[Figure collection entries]
- - - - - - -

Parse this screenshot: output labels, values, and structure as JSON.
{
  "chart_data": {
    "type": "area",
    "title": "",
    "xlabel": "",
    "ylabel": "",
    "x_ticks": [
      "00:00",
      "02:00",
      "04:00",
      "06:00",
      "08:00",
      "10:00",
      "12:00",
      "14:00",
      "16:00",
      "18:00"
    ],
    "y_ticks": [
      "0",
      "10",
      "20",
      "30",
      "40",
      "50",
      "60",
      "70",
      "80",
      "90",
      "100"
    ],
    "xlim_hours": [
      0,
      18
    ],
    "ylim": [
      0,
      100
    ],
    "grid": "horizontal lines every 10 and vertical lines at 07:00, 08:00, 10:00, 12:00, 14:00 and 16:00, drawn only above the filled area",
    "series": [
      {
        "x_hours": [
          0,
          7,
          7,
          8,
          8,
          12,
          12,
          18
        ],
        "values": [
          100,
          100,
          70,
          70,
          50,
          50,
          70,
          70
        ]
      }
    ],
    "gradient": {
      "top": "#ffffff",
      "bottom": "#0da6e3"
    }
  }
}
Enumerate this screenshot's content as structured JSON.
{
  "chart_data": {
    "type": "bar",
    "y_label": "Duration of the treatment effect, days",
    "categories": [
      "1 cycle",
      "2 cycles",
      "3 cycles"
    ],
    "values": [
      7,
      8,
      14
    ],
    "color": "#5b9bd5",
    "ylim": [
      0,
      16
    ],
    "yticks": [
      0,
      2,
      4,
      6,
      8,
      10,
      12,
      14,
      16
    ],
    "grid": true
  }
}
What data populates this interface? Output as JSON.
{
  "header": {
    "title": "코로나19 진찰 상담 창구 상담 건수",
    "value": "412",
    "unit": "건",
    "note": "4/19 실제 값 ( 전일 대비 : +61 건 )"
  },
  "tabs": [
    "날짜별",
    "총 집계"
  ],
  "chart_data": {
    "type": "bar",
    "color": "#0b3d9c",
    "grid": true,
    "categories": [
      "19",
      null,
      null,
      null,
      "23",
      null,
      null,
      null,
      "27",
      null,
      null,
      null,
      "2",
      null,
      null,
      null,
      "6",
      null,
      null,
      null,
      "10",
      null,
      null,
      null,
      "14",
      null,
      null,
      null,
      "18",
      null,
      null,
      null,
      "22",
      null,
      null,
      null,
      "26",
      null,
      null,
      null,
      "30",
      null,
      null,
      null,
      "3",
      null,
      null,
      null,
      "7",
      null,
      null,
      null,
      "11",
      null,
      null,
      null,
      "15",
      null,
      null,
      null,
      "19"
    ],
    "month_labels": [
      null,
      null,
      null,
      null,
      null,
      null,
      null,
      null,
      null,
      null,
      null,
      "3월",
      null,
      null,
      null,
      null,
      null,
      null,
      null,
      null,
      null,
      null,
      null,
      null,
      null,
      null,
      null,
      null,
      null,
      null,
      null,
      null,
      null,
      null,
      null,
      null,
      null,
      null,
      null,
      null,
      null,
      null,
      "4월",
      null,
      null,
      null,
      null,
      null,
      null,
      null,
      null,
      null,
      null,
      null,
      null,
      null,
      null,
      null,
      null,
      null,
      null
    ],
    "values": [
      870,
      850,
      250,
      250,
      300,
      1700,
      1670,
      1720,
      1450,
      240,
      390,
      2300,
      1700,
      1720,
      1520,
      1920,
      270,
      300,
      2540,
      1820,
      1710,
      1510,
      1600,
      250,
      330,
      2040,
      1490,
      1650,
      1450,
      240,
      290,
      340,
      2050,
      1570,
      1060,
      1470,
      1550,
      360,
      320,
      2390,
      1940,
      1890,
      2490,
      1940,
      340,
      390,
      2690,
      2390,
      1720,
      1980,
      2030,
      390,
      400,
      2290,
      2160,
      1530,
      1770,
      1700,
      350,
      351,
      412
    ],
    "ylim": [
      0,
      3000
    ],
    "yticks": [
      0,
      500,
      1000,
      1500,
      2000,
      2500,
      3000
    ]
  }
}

- - - - - - -

▸ Task instructions
Search the records for the word "screenshot". Copy every line that has it.

▸ Result of this exercise
Parse this screenshot: output labels, values, and structure as JSON.
Enumerate this screenshot's content as structured JSON.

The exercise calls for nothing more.